_To be done:_ Report the total number of lines that include the string "fields", without any other text.

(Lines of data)
---

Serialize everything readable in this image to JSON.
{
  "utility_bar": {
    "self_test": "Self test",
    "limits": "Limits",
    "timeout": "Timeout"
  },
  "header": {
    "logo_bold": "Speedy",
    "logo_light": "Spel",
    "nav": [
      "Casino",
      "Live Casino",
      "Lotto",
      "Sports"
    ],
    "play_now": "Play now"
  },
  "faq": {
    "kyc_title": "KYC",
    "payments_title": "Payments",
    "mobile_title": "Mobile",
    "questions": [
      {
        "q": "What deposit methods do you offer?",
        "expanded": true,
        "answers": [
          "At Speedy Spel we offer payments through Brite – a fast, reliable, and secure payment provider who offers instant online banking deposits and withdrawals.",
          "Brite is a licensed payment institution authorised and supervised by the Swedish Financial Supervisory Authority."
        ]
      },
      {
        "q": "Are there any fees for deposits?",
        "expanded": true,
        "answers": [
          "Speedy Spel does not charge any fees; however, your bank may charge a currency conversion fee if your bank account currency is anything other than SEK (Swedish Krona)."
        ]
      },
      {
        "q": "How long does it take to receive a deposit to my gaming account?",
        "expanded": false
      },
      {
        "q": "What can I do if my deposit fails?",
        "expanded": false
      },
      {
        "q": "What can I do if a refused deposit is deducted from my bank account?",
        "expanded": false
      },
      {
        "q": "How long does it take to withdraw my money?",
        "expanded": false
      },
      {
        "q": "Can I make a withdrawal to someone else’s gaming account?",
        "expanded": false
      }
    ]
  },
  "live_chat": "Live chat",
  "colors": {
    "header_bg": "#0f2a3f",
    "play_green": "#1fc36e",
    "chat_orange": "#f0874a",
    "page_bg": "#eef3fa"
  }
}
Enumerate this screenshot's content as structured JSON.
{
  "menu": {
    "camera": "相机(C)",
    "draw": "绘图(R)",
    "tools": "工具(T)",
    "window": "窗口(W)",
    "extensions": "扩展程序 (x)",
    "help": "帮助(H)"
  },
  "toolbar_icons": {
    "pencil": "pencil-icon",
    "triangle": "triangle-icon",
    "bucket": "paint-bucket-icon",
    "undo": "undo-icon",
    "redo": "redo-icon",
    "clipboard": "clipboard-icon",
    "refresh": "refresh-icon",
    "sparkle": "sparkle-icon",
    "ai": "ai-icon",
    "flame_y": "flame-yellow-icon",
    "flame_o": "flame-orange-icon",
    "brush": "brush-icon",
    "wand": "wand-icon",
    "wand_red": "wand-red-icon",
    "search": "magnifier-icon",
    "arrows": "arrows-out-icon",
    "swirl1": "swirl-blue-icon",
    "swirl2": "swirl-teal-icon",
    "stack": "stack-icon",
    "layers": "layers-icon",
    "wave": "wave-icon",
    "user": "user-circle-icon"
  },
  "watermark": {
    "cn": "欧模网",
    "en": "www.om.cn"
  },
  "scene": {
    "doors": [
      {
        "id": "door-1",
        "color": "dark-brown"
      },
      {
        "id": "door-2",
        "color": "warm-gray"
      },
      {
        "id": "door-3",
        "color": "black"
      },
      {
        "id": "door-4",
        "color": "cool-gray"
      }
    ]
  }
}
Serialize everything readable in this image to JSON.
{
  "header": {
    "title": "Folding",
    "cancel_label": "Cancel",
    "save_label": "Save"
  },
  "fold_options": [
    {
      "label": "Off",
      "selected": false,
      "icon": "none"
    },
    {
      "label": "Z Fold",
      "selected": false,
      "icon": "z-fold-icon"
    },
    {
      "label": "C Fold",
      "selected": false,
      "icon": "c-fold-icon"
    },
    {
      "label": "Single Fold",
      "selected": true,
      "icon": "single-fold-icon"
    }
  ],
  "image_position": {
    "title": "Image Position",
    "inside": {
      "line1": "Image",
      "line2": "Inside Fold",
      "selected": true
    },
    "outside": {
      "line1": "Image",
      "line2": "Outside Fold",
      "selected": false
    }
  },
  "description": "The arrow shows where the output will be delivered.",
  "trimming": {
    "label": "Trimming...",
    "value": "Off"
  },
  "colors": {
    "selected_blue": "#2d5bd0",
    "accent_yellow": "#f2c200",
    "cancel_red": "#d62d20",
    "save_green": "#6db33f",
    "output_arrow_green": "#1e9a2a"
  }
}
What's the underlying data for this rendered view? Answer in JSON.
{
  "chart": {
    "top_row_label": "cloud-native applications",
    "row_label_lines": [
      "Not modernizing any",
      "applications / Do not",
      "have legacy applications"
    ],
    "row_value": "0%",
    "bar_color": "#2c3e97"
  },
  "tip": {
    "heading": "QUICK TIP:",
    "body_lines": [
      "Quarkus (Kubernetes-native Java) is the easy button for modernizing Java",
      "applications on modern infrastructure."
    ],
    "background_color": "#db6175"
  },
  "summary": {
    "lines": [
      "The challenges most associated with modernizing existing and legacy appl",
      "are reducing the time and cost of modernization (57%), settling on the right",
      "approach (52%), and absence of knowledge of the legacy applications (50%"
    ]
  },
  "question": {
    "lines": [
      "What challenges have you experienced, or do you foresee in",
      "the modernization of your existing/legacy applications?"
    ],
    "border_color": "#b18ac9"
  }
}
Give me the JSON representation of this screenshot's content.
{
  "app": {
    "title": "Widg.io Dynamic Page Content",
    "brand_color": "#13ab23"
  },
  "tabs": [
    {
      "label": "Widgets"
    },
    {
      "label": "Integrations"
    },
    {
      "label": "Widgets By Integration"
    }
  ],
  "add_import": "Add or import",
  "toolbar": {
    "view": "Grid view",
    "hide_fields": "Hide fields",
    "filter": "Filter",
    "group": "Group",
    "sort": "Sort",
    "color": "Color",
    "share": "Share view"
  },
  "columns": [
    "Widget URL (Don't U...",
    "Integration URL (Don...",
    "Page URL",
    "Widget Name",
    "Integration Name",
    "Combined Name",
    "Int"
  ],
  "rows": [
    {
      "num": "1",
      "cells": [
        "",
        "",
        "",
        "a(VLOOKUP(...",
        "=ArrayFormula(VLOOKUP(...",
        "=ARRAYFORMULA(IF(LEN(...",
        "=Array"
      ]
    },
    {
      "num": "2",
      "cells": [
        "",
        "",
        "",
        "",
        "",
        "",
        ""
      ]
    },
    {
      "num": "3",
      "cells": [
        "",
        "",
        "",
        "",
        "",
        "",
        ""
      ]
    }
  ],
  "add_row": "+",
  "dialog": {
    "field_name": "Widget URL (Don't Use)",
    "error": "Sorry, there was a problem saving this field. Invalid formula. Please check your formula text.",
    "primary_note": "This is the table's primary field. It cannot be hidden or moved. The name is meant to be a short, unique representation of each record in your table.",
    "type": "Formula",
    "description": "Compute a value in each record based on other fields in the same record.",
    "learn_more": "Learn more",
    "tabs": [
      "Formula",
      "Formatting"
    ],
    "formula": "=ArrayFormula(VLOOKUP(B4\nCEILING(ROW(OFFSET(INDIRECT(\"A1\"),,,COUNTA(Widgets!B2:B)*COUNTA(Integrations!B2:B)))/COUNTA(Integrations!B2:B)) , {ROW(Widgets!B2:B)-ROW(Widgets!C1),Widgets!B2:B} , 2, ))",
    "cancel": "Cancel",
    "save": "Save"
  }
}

---

_Result for this task:_ 2